What is needed here is an exact copy of every entry.

-- start MATERIAL --

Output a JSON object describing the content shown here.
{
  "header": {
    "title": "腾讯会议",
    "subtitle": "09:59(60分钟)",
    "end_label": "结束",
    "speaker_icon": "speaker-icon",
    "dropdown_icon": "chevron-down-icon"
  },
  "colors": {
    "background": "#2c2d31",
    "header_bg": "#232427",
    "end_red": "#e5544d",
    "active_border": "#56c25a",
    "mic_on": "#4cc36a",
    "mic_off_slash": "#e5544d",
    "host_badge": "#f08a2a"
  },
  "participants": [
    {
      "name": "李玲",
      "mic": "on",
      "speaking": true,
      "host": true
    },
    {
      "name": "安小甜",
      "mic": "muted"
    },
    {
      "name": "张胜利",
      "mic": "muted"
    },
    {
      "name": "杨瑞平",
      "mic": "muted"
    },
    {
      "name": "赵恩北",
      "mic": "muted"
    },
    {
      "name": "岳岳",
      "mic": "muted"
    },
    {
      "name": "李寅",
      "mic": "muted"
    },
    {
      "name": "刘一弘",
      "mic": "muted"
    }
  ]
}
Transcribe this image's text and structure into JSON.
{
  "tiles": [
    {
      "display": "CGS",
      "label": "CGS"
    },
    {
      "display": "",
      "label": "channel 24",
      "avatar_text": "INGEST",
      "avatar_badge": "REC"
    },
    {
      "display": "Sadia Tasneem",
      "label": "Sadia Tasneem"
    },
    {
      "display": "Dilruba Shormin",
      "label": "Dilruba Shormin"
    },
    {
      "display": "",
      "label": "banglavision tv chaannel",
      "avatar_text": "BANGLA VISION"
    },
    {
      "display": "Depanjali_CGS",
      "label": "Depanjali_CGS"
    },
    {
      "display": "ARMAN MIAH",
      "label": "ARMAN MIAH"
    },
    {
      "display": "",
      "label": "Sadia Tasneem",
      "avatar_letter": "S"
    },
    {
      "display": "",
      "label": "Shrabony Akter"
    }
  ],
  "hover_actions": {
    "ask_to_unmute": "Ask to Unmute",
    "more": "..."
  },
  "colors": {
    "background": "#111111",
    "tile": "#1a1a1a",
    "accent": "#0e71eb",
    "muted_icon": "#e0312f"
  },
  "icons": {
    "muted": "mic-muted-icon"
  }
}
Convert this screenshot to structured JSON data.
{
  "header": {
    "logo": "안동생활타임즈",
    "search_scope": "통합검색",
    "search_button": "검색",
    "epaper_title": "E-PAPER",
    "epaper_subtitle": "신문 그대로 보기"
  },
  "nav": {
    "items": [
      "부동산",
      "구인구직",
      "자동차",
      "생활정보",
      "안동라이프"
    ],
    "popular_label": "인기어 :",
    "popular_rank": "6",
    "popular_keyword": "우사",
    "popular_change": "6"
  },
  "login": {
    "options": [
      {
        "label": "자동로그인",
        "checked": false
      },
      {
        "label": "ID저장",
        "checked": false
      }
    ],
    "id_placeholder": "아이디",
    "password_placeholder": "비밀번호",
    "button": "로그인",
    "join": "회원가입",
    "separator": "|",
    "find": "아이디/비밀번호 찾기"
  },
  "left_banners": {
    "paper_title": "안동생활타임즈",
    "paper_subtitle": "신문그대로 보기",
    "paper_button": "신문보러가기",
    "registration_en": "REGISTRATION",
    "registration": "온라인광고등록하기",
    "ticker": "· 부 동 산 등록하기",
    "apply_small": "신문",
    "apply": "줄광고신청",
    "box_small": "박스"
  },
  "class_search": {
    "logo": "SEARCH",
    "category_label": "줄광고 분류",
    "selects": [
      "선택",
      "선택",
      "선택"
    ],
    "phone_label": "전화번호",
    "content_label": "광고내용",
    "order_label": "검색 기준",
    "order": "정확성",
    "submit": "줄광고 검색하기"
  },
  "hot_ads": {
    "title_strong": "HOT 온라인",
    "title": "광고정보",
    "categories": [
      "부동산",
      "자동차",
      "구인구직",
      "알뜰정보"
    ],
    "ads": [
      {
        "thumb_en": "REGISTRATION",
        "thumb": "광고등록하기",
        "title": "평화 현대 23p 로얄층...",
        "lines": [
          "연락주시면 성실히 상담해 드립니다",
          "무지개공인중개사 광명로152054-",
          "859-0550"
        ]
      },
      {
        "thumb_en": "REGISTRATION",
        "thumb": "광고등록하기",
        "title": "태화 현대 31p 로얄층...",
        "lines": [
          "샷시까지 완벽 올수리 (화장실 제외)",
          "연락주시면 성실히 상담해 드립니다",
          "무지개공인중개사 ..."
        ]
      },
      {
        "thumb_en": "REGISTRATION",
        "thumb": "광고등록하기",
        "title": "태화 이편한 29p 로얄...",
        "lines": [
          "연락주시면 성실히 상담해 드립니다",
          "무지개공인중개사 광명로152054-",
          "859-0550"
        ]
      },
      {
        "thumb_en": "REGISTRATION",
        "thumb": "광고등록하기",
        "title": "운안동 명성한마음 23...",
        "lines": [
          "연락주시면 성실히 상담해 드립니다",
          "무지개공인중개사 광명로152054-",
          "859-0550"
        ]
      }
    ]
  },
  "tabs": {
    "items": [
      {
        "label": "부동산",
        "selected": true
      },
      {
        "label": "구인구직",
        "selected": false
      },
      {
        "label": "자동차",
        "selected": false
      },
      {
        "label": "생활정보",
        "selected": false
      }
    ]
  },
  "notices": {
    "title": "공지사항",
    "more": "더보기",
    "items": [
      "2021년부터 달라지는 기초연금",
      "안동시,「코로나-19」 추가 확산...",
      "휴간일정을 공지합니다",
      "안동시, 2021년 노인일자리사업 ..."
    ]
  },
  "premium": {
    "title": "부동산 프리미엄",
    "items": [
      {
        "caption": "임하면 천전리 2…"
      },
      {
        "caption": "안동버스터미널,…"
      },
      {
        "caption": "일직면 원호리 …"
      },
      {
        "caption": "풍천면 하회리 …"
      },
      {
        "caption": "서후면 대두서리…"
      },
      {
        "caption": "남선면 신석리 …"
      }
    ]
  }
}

-- end MATERIAL --

__TASK RESULT__.
Output a JSON object describing the content shown here.
{
  "header": {
    "title": "腾讯会议",
    "subtitle": "09:59(60分钟)",
    "end_label": "结束",
    "speaker_icon": "speaker-icon",
    "dropdown_icon": "chevron-down-icon"
  },
  "colors": {
    "background": "#2c2d31",
    "header_bg": "#232427",
    "end_red": "#e5544d",
    "active_border": "#56c25a",
    "mic_on": "#4cc36a",
    "mic_off_slash": "#e5544d",
    "host_badge": "#f08a2a"
  },
  "participants": [
    {
      "name": "李玲",
      "mic": "on",
      "speaking": true,
      "host": true
    },
    {
      "name": "安小甜",
      "mic": "muted"
    },
    {
      "name": "张胜利",
      "mic": "muted"
    },
    {
      "name": "杨瑞平",
      "mic": "muted"
    },
    {
      "name": "赵恩北",
      "mic": "muted"
    },
    {
      "name": "岳岳",
      "mic": "muted"
    },
    {
      "name": "李寅",
      "mic": "muted"
    },
    {
      "name": "刘一弘",
      "mic": "muted"
    }
  ]
}
Transcribe this image's text and structure into JSON.
{
  "tiles": [
    {
      "display": "CGS",
      "label": "CGS"
    },
    {
      "display": "",
      "label": "channel 24",
      "avatar_text": "INGEST",
      "avatar_badge": "REC"
    },
    {
      "display": "Sadia Tasneem",
      "label": "Sadia Tasneem"
    },
    {
      "display": "Dilruba Shormin",
      "label": "Dilruba Shormin"
    },
    {
      "display": "",
      "label": "banglavision tv chaannel",
      "avatar_text": "BANGLA VISION"
    },
    {
      "display": "Depanjali_CGS",
      "label": "Depanjali_CGS"
    },
    {
      "display": "ARMAN MIAH",
      "label": "ARMAN MIAH"
    },
    {
      "display": "",
      "label": "Sadia Tasneem",
      "avatar_letter": "S"
    },
    {
      "display": "",
      "label": "Shrabony Akter"
    }
  ],
  "hover_actions": {
    "ask_to_unmute": "Ask to Unmute",
    "more": "..."
  },
  "colors": {
    "background": "#111111",
    "tile": "#1a1a1a",
    "accent": "#0e71eb",
    "muted_icon": "#e0312f"
  },
  "icons": {
    "muted": "mic-muted-icon"
  }
}
Convert this screenshot to structured JSON data.
{
  "header": {
    "logo": "안동생활타임즈",
    "search_scope": "통합검색",
    "search_button": "검색",
    "epaper_title": "E-PAPER",
    "epaper_subtitle": "신문 그대로 보기"
  },
  "nav": {
    "items": [
      "부동산",
      "구인구직",
      "자동차",
      "생활정보",
      "안동라이프"
    ],
    "popular_label": "인기어 :",
    "popular_rank": "6",
    "popular_keyword": "우사",
    "popular_change": "6"
  },
  "login": {
    "options": [
      {
        "label": "자동로그인",
        "checked": false
      },
      {
        "label": "ID저장",
        "checked": false
      }
    ],
    "id_placeholder": "아이디",
    "password_placeholder": "비밀번호",
    "button": "로그인",
    "join": "회원가입",
    "separator": "|",
    "find": "아이디/비밀번호 찾기"
  },
  "left_banners": {
    "paper_title": "안동생활타임즈",
    "paper_subtitle": "신문그대로 보기",
    "paper_button": "신문보러가기",
    "registration_en": "REGISTRATION",
    "registration": "온라인광고등록하기",
    "ticker": "· 부 동 산 등록하기",
    "apply_small": "신문",
    "apply": "줄광고신청",
    "box_small": "박스"
  },
  "class_search": {
    "logo": "SEARCH",
    "category_label": "줄광고 분류",
    "selects": [
      "선택",
      "선택",
      "선택"
    ],
    "phone_label": "전화번호",
    "content_label": "광고내용",
    "order_label": "검색 기준",
    "order": "정확성",
    "submit": "줄광고 검색하기"
  },
  "hot_ads": {
    "title_strong": "HOT 온라인",
    "title": "광고정보",
    "categories": [
      "부동산",
      "자동차",
      "구인구직",
      "알뜰정보"
    ],
    "ads": [
      {
        "thumb_en": "REGISTRATION",
        "thumb": "광고등록하기",
        "title": "평화 현대 23p 로얄층...",
        "lines": [
          "연락주시면 성실히 상담해 드립니다",
          "무지개공인중개사 광명로152054-",
          "859-0550"
        ]
      },
      {
        "thumb_en": "REGISTRATION",
        "thumb": "광고등록하기",
        "title": "태화 현대 31p 로얄층...",
        "lines": [
          "샷시까지 완벽 올수리 (화장실 제외)",
          "연락주시면 성실히 상담해 드립니다",
          "무지개공인중개사 ..."
        ]
      },
      {
        "thumb_en": "REGISTRATION",
        "thumb": "광고등록하기",
        "title": "태화 이편한 29p 로얄...",
        "lines": [
          "연락주시면 성실히 상담해 드립니다",
          "무지개공인중개사 광명로152054-",
          "859-0550"
        ]
      },
      {
        "thumb_en": "REGISTRATION",
        "thumb": "광고등록하기",
        "title": "운안동 명성한마음 23...",
        "lines": [
          "연락주시면 성실히 상담해 드립니다",
          "무지개공인중개사 광명로152054-",
          "859-0550"
        ]
      }
    ]
  },
  "tabs": {
    "items": [
      {
        "label": "부동산",
        "selected": true
      },
      {
        "label": "구인구직",
        "selected": false
      },
      {
        "label": "자동차",
        "selected": false
      },
      {
        "label": "생활정보",
        "selected": false
      }
    ]
  },
  "notices": {
    "title": "공지사항",
    "more": "더보기",
    "items": [
      "2021년부터 달라지는 기초연금",
      "안동시,「코로나-19」 추가 확산...",
      "휴간일정을 공지합니다",
      "안동시, 2021년 노인일자리사업 ..."
    ]
  },
  "premium": {
    "title": "부동산 프리미엄",
    "items": [
      {
        "caption": "임하면 천전리 2…"
      },
      {
        "caption": "안동버스터미널,…"
      },
      {
        "caption": "일직면 원호리 …"
      },
      {
        "caption": "풍천면 하회리 …"
      },
      {
        "caption": "서후면 대두서리…"
      },
      {
        "caption": "남선면 신석리 …"
      }
    ]
  }
}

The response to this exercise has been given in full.